* _TASK PROMPT_
From the listing below, return each line that includes "available".

* _INFORMATION SUPPLIED_

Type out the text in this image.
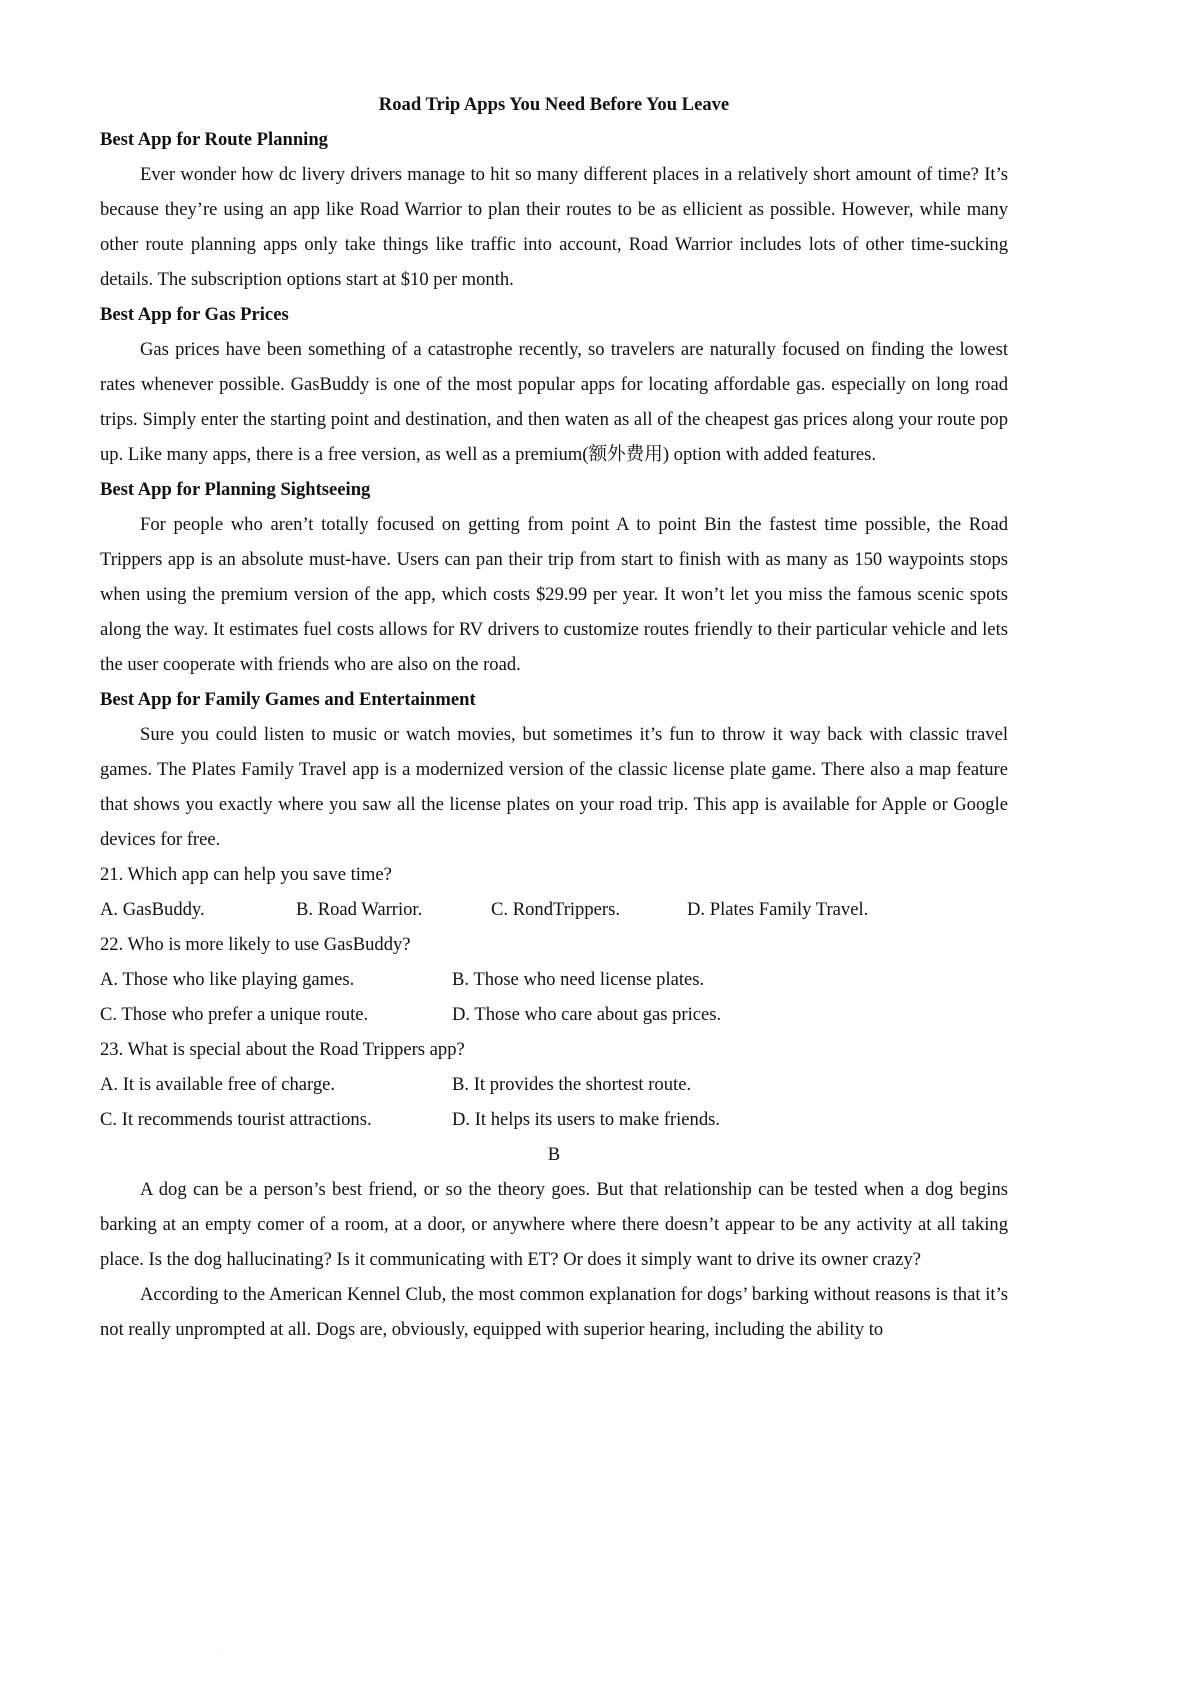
Road Trip Apps You Need Before You Leave

Best App for Route Planning

Ever wonder how dc livery drivers manage to hit so many different places in a relatively short amount of time? It’s because they’re using an app like Road Warrior to plan their routes to be as ellicient as possible. However, while many other route planning apps only take things like traffic into account, Road Warrior includes lots of other time-sucking details. The subscription options start at $10 per month.

Best App for Gas Prices

Gas prices have been something of a catastrophe recently, so travelers are naturally focused on finding the lowest rates whenever possible. GasBuddy is one of the most popular apps for locating affordable gas. especially on long road trips. Simply enter the starting point and destination, and then waten as all of the cheapest gas prices along your route pop up. Like many apps, there is a free version, as well as a premium(额外费用) option with added features.

Best App for Planning Sightseeing

For people who aren’t totally focused on getting from point A to point Bin the fastest time possible, the Road Trippers app is an absolute must-have. Users can pan their trip from start to finish with as many as 150 waypoints stops when using the premium version of the app, which costs $29.99 per year. It won’t let you miss the famous scenic spots along the way. It estimates fuel costs allows for RV drivers to customize routes friendly to their particular vehicle and lets the user cooperate with friends who are also on the road.

Best App for Family Games and Entertainment

Sure you could listen to music or watch movies, but sometimes it’s fun to throw it way back with classic travel games. The Plates Family Travel app is a modernized version of the classic license plate game. There also a map feature that shows you exactly where you saw all the license plates on your road trip. This app is available for Apple or Google devices for free.

21. Which app can help you save time?

A. GasBuddy.	B. Road Warrior.	C. RondTrippers.	D. Plates Family Travel.

22. Who is more likely to use GasBuddy?

A. Those who like playing games.	B. Those who need license plates.

C. Those who prefer a unique route.	D. Those who care about gas prices.

23. What is special about the Road Trippers app?

A. It is available free of charge.	B. It provides the shortest route.

C. It recommends tourist attractions.	D. It helps its users to make friends.

B

A dog can be a person’s best friend, or so the theory goes. But that relationship can be tested when a dog begins barking at an empty comer of a room, at a door, or anywhere where there doesn’t appear to be any activity at all taking place. Is the dog hallucinating? Is it communicating with ET? Or does it simply want to drive its owner crazy?

According to the American Kennel Club, the most common explanation for dogs’ barking without reasons is that it’s not really unprompted at all. Dogs are, obviously, equipped with superior hearing, including the ability to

* _WORKED SOLUTION_
Sure you could listen to music or watch movies, but sometimes it’s fun to throw it way back with classic travel games. The Plates Family Travel app is a modernized version of the classic license plate game. There also a map feature that shows you exactly where you saw all the license plates on your road trip. This app is available for Apple or Google devices for free.
A. It is available free of charge.	B. It provides the shortest route.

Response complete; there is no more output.